• **EXCERPTED RECORDS**:
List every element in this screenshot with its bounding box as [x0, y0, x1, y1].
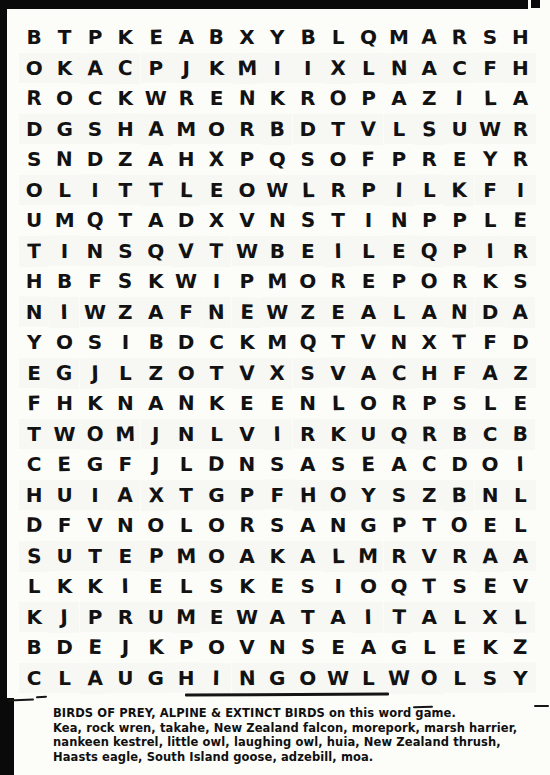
grid-cell: R — [414, 418, 445, 449]
grid-cell: P — [444, 205, 474, 236]
grid-cell: D — [49, 632, 79, 663]
grid-cell: X — [475, 602, 505, 633]
grid-cell: A — [505, 541, 535, 572]
grid-cell: I — [110, 327, 140, 358]
grid-cell: E — [262, 388, 292, 419]
grid-cell: A — [293, 541, 323, 572]
grid-cell: C — [475, 419, 505, 450]
grid-cell: O — [293, 266, 323, 297]
grid-cell: G — [49, 114, 79, 145]
grid-cell: M — [171, 540, 202, 571]
grid-cell: A — [262, 602, 292, 633]
grid-cell: I — [353, 601, 384, 632]
grid-cell: N — [110, 388, 140, 419]
grid-cell: S — [19, 144, 49, 175]
grid-cell: V — [505, 571, 535, 602]
grid-cell: A — [141, 144, 171, 175]
grid-cell: A — [141, 205, 171, 236]
grid-cell: O — [201, 541, 231, 572]
grid-cell: Z — [110, 297, 140, 328]
grid-cell: H — [171, 662, 201, 693]
grid-cell: L — [353, 53, 383, 84]
grid-cell: E — [444, 144, 474, 175]
grid-cell: R — [383, 388, 414, 419]
caption-words-1: Kea, rock wren, takahe, New Zealand falc… — [53, 721, 533, 736]
grid-cell: F — [444, 358, 474, 389]
grid-cell: J — [141, 419, 171, 450]
grid-cell: C — [19, 663, 49, 694]
grid-cell: K — [110, 83, 140, 114]
grid-cell: L — [49, 175, 79, 206]
grid-cell: E — [262, 571, 293, 602]
scan-dash — [534, 705, 549, 707]
grid-cell: L — [171, 174, 202, 205]
grid-cell: Y — [353, 480, 383, 511]
grid-cell: L — [444, 602, 474, 633]
grid-cell: L — [475, 205, 505, 236]
grid-cell: P — [80, 602, 110, 633]
grid-cell: I — [201, 662, 232, 693]
grid-cell: I — [110, 571, 141, 602]
grid-cell: V — [232, 205, 262, 236]
grid-cell: S — [475, 22, 505, 53]
grid-cell: I — [475, 235, 506, 266]
grid-cell: Q — [79, 205, 110, 236]
grid-cell: D — [171, 205, 201, 236]
grid-cell: W — [323, 663, 353, 694]
grid-cell: E — [293, 236, 323, 267]
grid-cell: O — [353, 388, 383, 419]
grid-cell: N — [262, 205, 292, 236]
grid-cell: P — [232, 144, 262, 175]
grid-cell: R — [444, 22, 475, 53]
grid-cell: H — [19, 266, 49, 297]
grid-cell: E — [201, 175, 231, 206]
grid-cell: I — [80, 174, 110, 205]
grid-cell: E — [19, 358, 49, 389]
grid-cell: U — [49, 541, 79, 572]
grid-cell: U — [49, 480, 79, 511]
grid-cell: R — [19, 83, 50, 114]
grid-cell: B — [140, 327, 171, 358]
grid-cell: A — [323, 602, 353, 633]
grid-cell: T — [293, 602, 323, 633]
grid-cell: M — [353, 540, 384, 571]
grid-cell: K — [232, 327, 262, 358]
grid-cell: E — [201, 83, 231, 114]
grid-cell: I — [293, 53, 323, 84]
grid-cell: L — [475, 388, 505, 419]
grid-cell: V — [231, 357, 262, 388]
grid-cell: N — [19, 296, 49, 327]
grid-cell: A — [140, 113, 171, 144]
grid-cell: J — [141, 449, 171, 480]
grid-cell: F — [171, 297, 201, 328]
grid-cell: W — [262, 175, 292, 206]
grid-cell: X — [201, 205, 231, 236]
grid-cell: E — [79, 632, 110, 663]
grid-cell: S — [323, 449, 353, 480]
grid-cell: I — [505, 175, 535, 206]
grid-cell: G — [353, 510, 383, 541]
grid-cell: T — [323, 327, 353, 358]
grid-cell: A — [475, 357, 506, 388]
grid-cell: A — [414, 297, 444, 328]
grid-cell: U — [444, 113, 474, 144]
grid-cell: F — [110, 449, 140, 480]
grid-cell: Z — [293, 297, 323, 328]
grid-cell: V — [80, 510, 110, 541]
grid-cell: A — [79, 662, 110, 693]
grid-cell: A — [414, 602, 444, 633]
grid-cell: X — [262, 357, 293, 388]
grid-cell: U — [110, 663, 140, 694]
grid-cell: O — [201, 114, 231, 145]
grid-cell: A — [384, 83, 414, 114]
grid-cell: O — [201, 510, 231, 541]
grid-cell: I — [323, 235, 354, 266]
grid-cell: L — [414, 174, 444, 205]
grid-cell: S — [262, 449, 292, 480]
grid-cell: L — [49, 663, 79, 694]
grid-cell: W — [475, 114, 505, 145]
grid-cell: V — [171, 235, 202, 266]
grid-cell: Y — [475, 144, 506, 175]
grid-cell: N — [231, 662, 262, 693]
grid-cell: W — [262, 297, 292, 328]
grid-cell: S — [80, 114, 110, 145]
grid-cell: V — [232, 632, 262, 663]
grid-cell: M — [231, 52, 262, 83]
grid-cell: X — [232, 22, 262, 53]
grid-cell: P — [232, 266, 262, 297]
grid-cell: L — [171, 449, 201, 480]
grid-cell: B — [262, 236, 292, 267]
grid-cell: A — [414, 22, 445, 53]
grid-cell: R — [505, 114, 535, 145]
grid-cell: A — [110, 479, 141, 510]
grid-cell: P — [414, 205, 444, 236]
grid-cell: O — [414, 266, 445, 297]
grid-cell: L — [353, 236, 383, 267]
grid-cell: K — [475, 266, 505, 297]
grid-cell: P — [444, 236, 474, 267]
grid-cell: D — [19, 114, 49, 145]
grid-cell: F — [49, 510, 79, 541]
grid-cell: K — [19, 602, 49, 633]
grid-cell: K — [80, 388, 110, 419]
grid-cell: S — [475, 663, 505, 694]
grid-cell: P — [140, 540, 171, 571]
grid-cell: P — [141, 52, 171, 83]
grid-cell: O — [414, 662, 445, 693]
grid-cell: X — [140, 479, 171, 510]
grid-cell: K — [323, 419, 353, 450]
grid-cell: D — [171, 327, 201, 358]
grid-cell: N — [171, 419, 201, 450]
grid-cell: L — [201, 419, 231, 450]
grid-cell: A — [293, 449, 323, 480]
page-border-top — [0, 0, 528, 9]
grid-cell: X — [323, 52, 354, 83]
grid-cell: E — [353, 449, 384, 480]
grid-cell: Q — [141, 236, 171, 267]
grid-cell: D — [505, 327, 535, 358]
grid-cell: O — [444, 510, 475, 541]
grid-cell: Z — [414, 83, 444, 114]
grid-cell: I — [262, 53, 292, 84]
grid-cell: T — [110, 205, 140, 236]
grid-cell: O — [232, 175, 262, 206]
grid-cell: N — [49, 144, 80, 175]
grid-cell: R — [171, 83, 202, 114]
grid-cell: T — [19, 235, 50, 266]
grid-cell: B — [505, 418, 536, 449]
grid-cell: W — [141, 83, 171, 114]
grid-cell: E — [444, 632, 475, 663]
grid-cell: S — [19, 540, 50, 571]
grid-cell: B — [19, 632, 49, 663]
grid-cell: S — [444, 571, 474, 602]
grid-cell: S — [384, 480, 414, 511]
grid-cell: E — [231, 296, 262, 327]
grid-cell: E — [475, 571, 506, 602]
grid-cell: O — [19, 175, 49, 206]
grid-cell: I — [201, 266, 231, 297]
grid-cell: F — [353, 144, 384, 175]
grid-cell: M — [110, 418, 141, 449]
grid-cell: S — [110, 236, 140, 267]
grid-cell: B — [49, 266, 79, 297]
grid-cell: E — [201, 601, 231, 632]
grid-cell: O — [49, 83, 79, 114]
grid-cell: J — [49, 601, 80, 632]
grid-cell: T — [110, 175, 140, 206]
grid-cell: S — [414, 113, 445, 144]
grid-cell: Y — [505, 662, 535, 693]
grid-cell: A — [353, 358, 383, 389]
grid-cell: R — [110, 602, 140, 633]
grid-cell: M — [384, 22, 414, 53]
grid-cell: F — [475, 52, 505, 83]
grid-cell: J — [171, 53, 201, 84]
grid-cell: N — [383, 52, 414, 83]
grid-cell: M — [171, 601, 202, 632]
grid-cell: H — [171, 144, 201, 175]
grid-cell: L — [505, 601, 536, 632]
grid-cell: A — [505, 296, 536, 327]
page-border-left — [0, 0, 7, 700]
grid-cell: L — [171, 571, 201, 602]
grid-cell: A — [141, 297, 171, 328]
grid-cell: S — [292, 205, 323, 236]
grid-cell: M — [262, 266, 293, 297]
grid-cell: D — [80, 144, 110, 175]
grid-cell: A — [505, 83, 535, 114]
grid-cell: A — [293, 510, 323, 541]
grid-cell: H — [505, 53, 535, 84]
grid-cell: D — [201, 449, 232, 480]
grid-cell: K — [110, 22, 140, 53]
grid-cell: A — [353, 632, 383, 663]
grid-cell: F — [475, 175, 505, 206]
grid-cell: E — [49, 449, 80, 480]
grid-cell: L — [384, 114, 414, 145]
grid-cell: W — [80, 297, 110, 328]
grid-cell: L — [171, 510, 201, 541]
grid-cell: R — [293, 418, 323, 449]
grid-cell: V — [353, 327, 384, 358]
grid-cell: Q — [384, 571, 414, 602]
grid-cell: T — [19, 419, 49, 450]
grid-cell: N — [232, 449, 262, 480]
grid-cell: B — [19, 22, 49, 53]
grid-cell: G — [80, 449, 110, 480]
grid-cell: S — [293, 358, 323, 389]
grid-cell: B — [444, 419, 474, 450]
grid-cell: N — [383, 205, 414, 236]
grid-cell: W — [171, 266, 201, 297]
grid-cell: G — [141, 663, 171, 694]
scan-dash — [36, 696, 47, 699]
grid-cell: B — [201, 22, 232, 53]
grid-cell: I — [49, 296, 80, 327]
grid-cell: W — [232, 236, 262, 267]
grid-cell: K — [49, 571, 79, 602]
grid-cell: T — [323, 205, 353, 236]
grid-cell: V — [414, 541, 444, 572]
grid-cell: M — [171, 114, 201, 145]
grid-cell: L — [505, 480, 535, 511]
grid-cell: O — [323, 83, 354, 114]
grid-cell: I — [505, 449, 536, 480]
puzzle-page: BTPKEABXYBLQMARSHOKACPJKMIIXLNACFHROCKWR… — [0, 0, 550, 775]
grid-cell: R — [293, 83, 323, 114]
grid-cell: N — [80, 236, 110, 267]
grid-cell: L — [292, 174, 323, 205]
grid-cell: E — [323, 297, 353, 328]
grid-cell: X — [414, 327, 444, 358]
grid-cell: Q — [384, 419, 414, 450]
grid-cell: T — [140, 174, 171, 205]
grid-cell: P — [414, 388, 444, 419]
scan-dash — [8, 698, 34, 701]
grid-cell: K — [201, 388, 231, 419]
grid-cell: I — [49, 235, 79, 266]
grid-cell: E — [475, 510, 505, 541]
grid-cell: R — [323, 266, 354, 297]
grid-cell: E — [141, 571, 171, 602]
grid-cell: J — [79, 357, 110, 388]
grid-cell: T — [80, 541, 110, 572]
grid-cell: N — [293, 388, 323, 419]
word-list-caption: BIRDS OF PREY, ALPINE & EXTINCT BIRDS on… — [53, 706, 533, 764]
grid-cell: D — [444, 449, 474, 480]
scan-rule-line — [185, 692, 389, 696]
grid-cell: E — [505, 388, 535, 419]
grid-cell: L — [384, 297, 414, 328]
grid-cell: F — [19, 388, 50, 419]
grid-cell: R — [231, 510, 262, 541]
grid-cell: I — [262, 418, 293, 449]
grid-cell: S — [293, 144, 323, 175]
grid-cell: N — [201, 296, 232, 327]
grid-cell: T — [201, 358, 231, 389]
grid-cell: L — [505, 510, 535, 541]
grid-cell: K — [262, 83, 292, 114]
grid-cell: R — [444, 266, 474, 297]
word-search-grid: BTPKEABXYBLQMARSHOKACPJKMIIXLNACFHROCKWR… — [19, 22, 536, 693]
grid-cell: N — [444, 296, 475, 327]
grid-cell: L — [353, 663, 383, 694]
grid-cell: K — [201, 53, 231, 84]
grid-cell: P — [384, 266, 414, 297]
grid-cell: G — [384, 632, 414, 663]
grid-cell: E — [505, 205, 536, 236]
grid-cell: L — [444, 663, 474, 694]
grid-cell: S — [201, 571, 231, 602]
grid-cell: N — [110, 510, 140, 541]
grid-cell: H — [19, 480, 49, 511]
grid-cell: L — [323, 22, 353, 53]
caption-words-2: nankeen kestrel, little owl, laughing ow… — [53, 735, 533, 750]
grid-cell: A — [475, 540, 506, 571]
grid-cell: S — [444, 388, 474, 419]
grid-cell: A — [171, 22, 201, 53]
grid-cell: E — [140, 22, 171, 53]
page-border-left-bottom — [0, 698, 14, 775]
grid-cell: O — [475, 449, 505, 480]
grid-cell: P — [80, 22, 110, 53]
grid-cell: H — [505, 22, 535, 53]
grid-cell: K — [49, 53, 79, 84]
grid-cell: N — [171, 388, 202, 419]
grid-cell: E — [110, 541, 140, 572]
grid-cell: A — [353, 296, 383, 327]
grid-cell: A — [79, 52, 110, 83]
grid-cell: D — [475, 297, 505, 328]
grid-cell: A — [141, 388, 171, 419]
grid-cell: I — [80, 480, 110, 511]
grid-cell: U — [19, 205, 49, 236]
grid-cell: V — [323, 357, 353, 388]
grid-cell: H — [49, 388, 79, 419]
grid-cell: M — [262, 327, 292, 358]
grid-cell: V — [353, 113, 384, 144]
grid-cell: E — [232, 388, 262, 419]
grid-cell: Z — [505, 632, 536, 663]
grid-cell: G — [201, 480, 231, 511]
grid-cell: O — [201, 632, 231, 663]
grid-cell: A — [232, 540, 262, 571]
grid-cell: C — [383, 357, 414, 388]
grid-cell: R — [505, 236, 535, 267]
grid-cell: S — [293, 571, 323, 602]
grid-cell: I — [323, 571, 353, 602]
grid-cell: K — [475, 632, 505, 663]
grid-cell: T — [383, 601, 414, 632]
grid-cell: O — [323, 144, 353, 175]
grid-cell: F — [262, 479, 292, 510]
grid-cell: T — [323, 114, 353, 145]
grid-cell: D — [293, 114, 323, 145]
grid-cell: L — [323, 540, 354, 571]
grid-cell: K — [141, 266, 171, 297]
caption-words-3: Haasts eagle, South Island goose, adzebi… — [53, 750, 533, 765]
grid-cell: Z — [141, 358, 171, 389]
grid-cell: U — [353, 419, 383, 450]
grid-cell: P — [383, 510, 414, 541]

• **WRITTEN TASK**:
Rewrite the part of the records above that opens with the line containing "grid-cell: R — [414, 418, 445, 449]" and closes with the line containing "grid-cell: A — [293, 541, 323, 572]", substituting "letter-cell" for every "grid-cell" and leaving everything else unchanged.

• **THE OUTPUT**:
letter-cell: R — [414, 418, 445, 449]
letter-cell: P — [444, 205, 474, 236]
letter-cell: D — [49, 632, 79, 663]
letter-cell: X — [475, 602, 505, 633]
letter-cell: A — [505, 541, 535, 572]
letter-cell: I — [110, 327, 140, 358]
letter-cell: E — [262, 388, 292, 419]
letter-cell: A — [293, 541, 323, 572]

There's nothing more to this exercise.